WHAT TO WORK ON — Copy out each line of the material in which the word "color" appears.

MATERIAL SUPPLIED —
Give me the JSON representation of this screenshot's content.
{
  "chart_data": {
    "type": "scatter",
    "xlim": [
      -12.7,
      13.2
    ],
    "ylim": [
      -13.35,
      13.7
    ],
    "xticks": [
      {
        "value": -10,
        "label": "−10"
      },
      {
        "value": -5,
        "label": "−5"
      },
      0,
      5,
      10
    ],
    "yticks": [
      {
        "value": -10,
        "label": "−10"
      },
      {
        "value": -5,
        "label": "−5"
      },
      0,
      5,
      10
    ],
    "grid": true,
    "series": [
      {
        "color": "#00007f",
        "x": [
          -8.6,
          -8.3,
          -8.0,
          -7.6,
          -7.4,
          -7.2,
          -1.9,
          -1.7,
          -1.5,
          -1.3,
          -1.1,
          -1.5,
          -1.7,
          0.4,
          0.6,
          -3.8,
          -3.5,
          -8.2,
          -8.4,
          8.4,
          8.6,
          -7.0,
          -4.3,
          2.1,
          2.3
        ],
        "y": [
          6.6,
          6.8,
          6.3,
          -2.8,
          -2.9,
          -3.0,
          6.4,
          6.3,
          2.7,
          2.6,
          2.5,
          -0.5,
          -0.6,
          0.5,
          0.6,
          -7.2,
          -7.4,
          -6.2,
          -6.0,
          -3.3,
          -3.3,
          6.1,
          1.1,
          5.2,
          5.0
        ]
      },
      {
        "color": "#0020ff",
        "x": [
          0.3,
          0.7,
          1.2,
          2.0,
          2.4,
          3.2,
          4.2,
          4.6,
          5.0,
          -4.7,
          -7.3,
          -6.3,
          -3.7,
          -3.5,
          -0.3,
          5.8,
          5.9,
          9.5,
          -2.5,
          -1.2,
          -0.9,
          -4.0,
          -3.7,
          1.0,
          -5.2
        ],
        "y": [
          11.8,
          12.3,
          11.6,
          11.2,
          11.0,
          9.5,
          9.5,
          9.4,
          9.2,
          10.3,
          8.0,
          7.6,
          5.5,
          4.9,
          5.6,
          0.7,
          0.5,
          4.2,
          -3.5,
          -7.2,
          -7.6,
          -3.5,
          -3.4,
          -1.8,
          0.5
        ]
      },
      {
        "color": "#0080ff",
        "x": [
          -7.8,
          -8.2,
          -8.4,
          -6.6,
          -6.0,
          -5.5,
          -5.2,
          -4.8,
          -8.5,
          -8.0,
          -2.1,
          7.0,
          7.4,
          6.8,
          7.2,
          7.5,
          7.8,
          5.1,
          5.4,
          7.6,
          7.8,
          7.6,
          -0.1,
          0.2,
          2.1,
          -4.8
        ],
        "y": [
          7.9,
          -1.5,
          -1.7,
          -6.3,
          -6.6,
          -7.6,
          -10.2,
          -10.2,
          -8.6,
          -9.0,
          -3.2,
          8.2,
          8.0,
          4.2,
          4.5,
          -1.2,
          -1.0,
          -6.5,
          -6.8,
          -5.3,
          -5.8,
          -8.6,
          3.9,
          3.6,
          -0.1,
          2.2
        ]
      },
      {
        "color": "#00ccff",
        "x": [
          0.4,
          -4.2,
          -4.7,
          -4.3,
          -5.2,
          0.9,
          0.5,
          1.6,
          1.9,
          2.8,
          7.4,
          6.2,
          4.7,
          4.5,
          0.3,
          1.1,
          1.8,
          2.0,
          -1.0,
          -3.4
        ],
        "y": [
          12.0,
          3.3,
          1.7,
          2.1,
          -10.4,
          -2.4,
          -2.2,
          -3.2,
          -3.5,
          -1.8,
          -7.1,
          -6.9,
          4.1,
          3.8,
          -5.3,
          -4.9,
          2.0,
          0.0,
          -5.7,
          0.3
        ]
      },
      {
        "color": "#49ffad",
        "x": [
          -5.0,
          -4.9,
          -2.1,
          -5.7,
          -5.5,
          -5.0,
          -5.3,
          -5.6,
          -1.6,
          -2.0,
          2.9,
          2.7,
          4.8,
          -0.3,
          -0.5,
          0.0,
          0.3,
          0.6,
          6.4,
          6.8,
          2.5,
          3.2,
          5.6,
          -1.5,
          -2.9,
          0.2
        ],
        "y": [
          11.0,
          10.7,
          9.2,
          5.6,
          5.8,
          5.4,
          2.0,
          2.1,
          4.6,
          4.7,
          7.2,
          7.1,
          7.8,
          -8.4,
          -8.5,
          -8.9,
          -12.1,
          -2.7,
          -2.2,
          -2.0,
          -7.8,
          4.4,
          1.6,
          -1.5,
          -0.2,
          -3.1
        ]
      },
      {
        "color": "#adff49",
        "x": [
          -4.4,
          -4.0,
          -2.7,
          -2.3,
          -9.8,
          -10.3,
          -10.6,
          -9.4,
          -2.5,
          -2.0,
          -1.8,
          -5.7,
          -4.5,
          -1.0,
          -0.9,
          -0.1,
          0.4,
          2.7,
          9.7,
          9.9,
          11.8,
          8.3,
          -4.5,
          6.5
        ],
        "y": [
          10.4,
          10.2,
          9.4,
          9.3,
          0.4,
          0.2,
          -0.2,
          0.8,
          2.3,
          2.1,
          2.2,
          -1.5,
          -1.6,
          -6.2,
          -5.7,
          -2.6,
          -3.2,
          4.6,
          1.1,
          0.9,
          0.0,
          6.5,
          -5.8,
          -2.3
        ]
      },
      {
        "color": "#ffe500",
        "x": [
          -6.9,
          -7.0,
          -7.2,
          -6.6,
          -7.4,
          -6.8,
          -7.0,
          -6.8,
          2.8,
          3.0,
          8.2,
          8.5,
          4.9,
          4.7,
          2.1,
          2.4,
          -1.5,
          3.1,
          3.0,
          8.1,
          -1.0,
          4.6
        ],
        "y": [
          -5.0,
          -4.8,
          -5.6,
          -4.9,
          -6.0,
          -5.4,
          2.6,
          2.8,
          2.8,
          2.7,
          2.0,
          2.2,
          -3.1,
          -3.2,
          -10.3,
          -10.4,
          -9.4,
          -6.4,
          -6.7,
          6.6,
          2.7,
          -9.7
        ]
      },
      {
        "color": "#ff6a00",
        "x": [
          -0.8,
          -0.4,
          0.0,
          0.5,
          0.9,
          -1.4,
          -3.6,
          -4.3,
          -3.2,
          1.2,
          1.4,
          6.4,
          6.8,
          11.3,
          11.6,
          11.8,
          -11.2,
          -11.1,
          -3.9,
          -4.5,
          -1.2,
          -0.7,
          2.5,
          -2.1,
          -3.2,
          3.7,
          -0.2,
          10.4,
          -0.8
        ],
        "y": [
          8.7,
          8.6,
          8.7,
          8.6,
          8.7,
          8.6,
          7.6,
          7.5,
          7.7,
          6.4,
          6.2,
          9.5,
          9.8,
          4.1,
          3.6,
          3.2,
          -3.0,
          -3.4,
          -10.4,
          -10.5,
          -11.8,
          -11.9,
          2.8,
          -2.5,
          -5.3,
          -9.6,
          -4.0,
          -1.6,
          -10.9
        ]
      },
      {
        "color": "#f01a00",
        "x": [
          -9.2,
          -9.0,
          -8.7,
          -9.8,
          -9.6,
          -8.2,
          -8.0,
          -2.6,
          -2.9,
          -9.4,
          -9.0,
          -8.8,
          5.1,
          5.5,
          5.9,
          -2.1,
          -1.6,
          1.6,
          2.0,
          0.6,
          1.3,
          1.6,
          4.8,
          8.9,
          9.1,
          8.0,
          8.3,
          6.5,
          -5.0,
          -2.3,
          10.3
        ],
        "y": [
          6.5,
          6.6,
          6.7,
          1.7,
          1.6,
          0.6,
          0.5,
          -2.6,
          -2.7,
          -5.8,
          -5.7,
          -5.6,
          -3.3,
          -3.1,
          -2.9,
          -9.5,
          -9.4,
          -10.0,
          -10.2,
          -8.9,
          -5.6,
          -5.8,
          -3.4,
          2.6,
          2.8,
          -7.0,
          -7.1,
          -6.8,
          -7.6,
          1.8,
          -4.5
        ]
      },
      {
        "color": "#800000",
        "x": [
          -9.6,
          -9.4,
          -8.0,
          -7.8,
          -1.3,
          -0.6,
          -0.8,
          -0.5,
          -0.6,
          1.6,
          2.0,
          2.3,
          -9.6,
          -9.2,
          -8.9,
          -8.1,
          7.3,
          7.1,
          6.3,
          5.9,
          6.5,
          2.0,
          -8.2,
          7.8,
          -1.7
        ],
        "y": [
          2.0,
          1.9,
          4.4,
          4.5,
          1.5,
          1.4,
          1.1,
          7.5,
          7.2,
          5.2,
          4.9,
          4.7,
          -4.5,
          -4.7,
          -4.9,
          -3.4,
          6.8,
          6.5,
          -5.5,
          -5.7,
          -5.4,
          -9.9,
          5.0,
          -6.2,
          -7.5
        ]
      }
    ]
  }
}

EXERCISE RESULT —
        "color": "#00007f",
        "color": "#0020ff",
        "color": "#0080ff",
        "color": "#00ccff",
        "color": "#49ffad",
        "color": "#adff49",
        "color": "#ffe500",
        "color": "#ff6a00",
        "color": "#f01a00",
        "color": "#800000",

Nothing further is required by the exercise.